▶ [INSTRUCTIONS TO FOLLOW]
Rewrite the data starting with the first line and going on through the line with "area-manager — [309, 512, 406, 854]", replacing "category-label" with "group-label" and leaving everything else unchanged.

>> START DATASET ROWS

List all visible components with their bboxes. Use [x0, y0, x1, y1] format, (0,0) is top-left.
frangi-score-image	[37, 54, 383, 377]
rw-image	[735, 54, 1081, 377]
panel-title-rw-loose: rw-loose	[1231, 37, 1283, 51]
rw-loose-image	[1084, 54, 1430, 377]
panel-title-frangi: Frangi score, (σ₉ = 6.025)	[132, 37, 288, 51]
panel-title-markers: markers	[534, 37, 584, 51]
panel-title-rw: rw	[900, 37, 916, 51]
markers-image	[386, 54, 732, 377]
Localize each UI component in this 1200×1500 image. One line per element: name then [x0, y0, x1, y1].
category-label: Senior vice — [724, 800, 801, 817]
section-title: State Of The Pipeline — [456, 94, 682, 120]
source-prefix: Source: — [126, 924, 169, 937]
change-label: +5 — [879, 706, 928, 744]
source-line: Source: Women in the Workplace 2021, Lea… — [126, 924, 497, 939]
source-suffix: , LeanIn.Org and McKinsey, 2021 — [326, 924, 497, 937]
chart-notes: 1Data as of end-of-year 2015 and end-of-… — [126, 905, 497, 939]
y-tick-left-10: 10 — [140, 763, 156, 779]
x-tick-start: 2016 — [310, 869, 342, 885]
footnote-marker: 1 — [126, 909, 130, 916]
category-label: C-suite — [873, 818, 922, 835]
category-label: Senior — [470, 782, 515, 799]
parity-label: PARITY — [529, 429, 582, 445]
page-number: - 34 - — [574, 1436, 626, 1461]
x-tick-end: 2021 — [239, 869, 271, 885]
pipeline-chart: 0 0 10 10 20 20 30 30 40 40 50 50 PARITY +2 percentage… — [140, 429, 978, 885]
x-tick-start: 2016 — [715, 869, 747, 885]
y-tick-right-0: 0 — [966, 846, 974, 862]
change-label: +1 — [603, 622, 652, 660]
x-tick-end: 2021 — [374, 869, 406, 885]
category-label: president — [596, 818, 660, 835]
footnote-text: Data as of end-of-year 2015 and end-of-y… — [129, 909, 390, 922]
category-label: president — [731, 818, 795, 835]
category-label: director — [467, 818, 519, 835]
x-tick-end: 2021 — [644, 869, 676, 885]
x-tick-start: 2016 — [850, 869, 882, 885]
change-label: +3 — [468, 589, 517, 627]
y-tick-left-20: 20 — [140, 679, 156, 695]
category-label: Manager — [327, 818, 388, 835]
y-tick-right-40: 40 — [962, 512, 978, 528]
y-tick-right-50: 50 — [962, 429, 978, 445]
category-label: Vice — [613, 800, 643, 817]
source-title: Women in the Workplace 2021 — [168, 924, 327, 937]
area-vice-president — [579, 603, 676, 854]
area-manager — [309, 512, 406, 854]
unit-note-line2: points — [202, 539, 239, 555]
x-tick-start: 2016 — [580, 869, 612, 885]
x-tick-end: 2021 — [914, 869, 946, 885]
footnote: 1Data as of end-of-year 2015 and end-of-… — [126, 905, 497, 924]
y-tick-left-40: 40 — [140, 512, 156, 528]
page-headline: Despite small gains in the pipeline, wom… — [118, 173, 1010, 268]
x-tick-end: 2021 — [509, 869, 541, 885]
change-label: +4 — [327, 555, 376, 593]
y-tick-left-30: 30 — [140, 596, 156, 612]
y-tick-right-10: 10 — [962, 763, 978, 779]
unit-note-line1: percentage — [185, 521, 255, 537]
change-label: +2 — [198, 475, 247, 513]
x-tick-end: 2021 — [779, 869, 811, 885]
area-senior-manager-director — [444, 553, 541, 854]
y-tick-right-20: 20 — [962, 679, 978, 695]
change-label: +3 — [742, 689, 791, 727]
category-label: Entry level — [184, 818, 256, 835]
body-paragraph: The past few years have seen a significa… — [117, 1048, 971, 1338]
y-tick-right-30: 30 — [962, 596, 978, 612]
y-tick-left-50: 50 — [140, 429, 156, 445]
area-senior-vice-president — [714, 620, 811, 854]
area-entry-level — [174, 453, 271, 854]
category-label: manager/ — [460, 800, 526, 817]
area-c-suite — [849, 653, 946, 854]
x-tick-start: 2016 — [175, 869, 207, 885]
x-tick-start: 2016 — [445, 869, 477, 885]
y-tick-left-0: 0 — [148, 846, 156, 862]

>> END DATASET ROWS

▶ [WRITTEN SOLUTION]
List all visible components with their bboxes. Use [x0, y0, x1, y1] format, (0,0) is top-left.
frangi-score-image	[37, 54, 383, 377]
rw-image	[735, 54, 1081, 377]
panel-title-rw-loose: rw-loose	[1231, 37, 1283, 51]
rw-loose-image	[1084, 54, 1430, 377]
panel-title-frangi: Frangi score, (σ₉ = 6.025)	[132, 37, 288, 51]
panel-title-markers: markers	[534, 37, 584, 51]
panel-title-rw: rw	[900, 37, 916, 51]
markers-image	[386, 54, 732, 377]
Localize each UI component in this 1200×1500 image. One line per element: name then [x0, y0, x1, y1].
group-label: Senior vice — [724, 800, 801, 817]
section-title: State Of The Pipeline — [456, 94, 682, 120]
source-prefix: Source: — [126, 924, 169, 937]
change-label: +5 — [879, 706, 928, 744]
source-line: Source: Women in the Workplace 2021, Lea… — [126, 924, 497, 939]
source-suffix: , LeanIn.Org and McKinsey, 2021 — [326, 924, 497, 937]
chart-notes: 1Data as of end-of-year 2015 and end-of-… — [126, 905, 497, 939]
y-tick-left-10: 10 — [140, 763, 156, 779]
x-tick-start: 2016 — [310, 869, 342, 885]
footnote-marker: 1 — [126, 909, 130, 916]
group-label: C-suite — [873, 818, 922, 835]
group-label: Senior — [470, 782, 515, 799]
parity-label: PARITY — [529, 429, 582, 445]
page-number: - 34 - — [574, 1436, 626, 1461]
x-tick-end: 2021 — [239, 869, 271, 885]
pipeline-chart: 0 0 10 10 20 20 30 30 40 40 50 50 PARITY +2 percentage… — [140, 429, 978, 885]
x-tick-start: 2016 — [715, 869, 747, 885]
y-tick-right-0: 0 — [966, 846, 974, 862]
change-label: +1 — [603, 622, 652, 660]
x-tick-end: 2021 — [374, 869, 406, 885]
group-label: president — [596, 818, 660, 835]
footnote-text: Data as of end-of-year 2015 and end-of-y… — [129, 909, 390, 922]
group-label: president — [731, 818, 795, 835]
group-label: director — [467, 818, 519, 835]
x-tick-end: 2021 — [644, 869, 676, 885]
x-tick-start: 2016 — [850, 869, 882, 885]
change-label: +3 — [468, 589, 517, 627]
y-tick-left-20: 20 — [140, 679, 156, 695]
group-label: Manager — [327, 818, 388, 835]
y-tick-right-40: 40 — [962, 512, 978, 528]
y-tick-right-50: 50 — [962, 429, 978, 445]
group-label: Vice — [613, 800, 643, 817]
source-title: Women in the Workplace 2021 — [168, 924, 327, 937]
area-vice-president — [579, 603, 676, 854]
area-manager — [309, 512, 406, 854]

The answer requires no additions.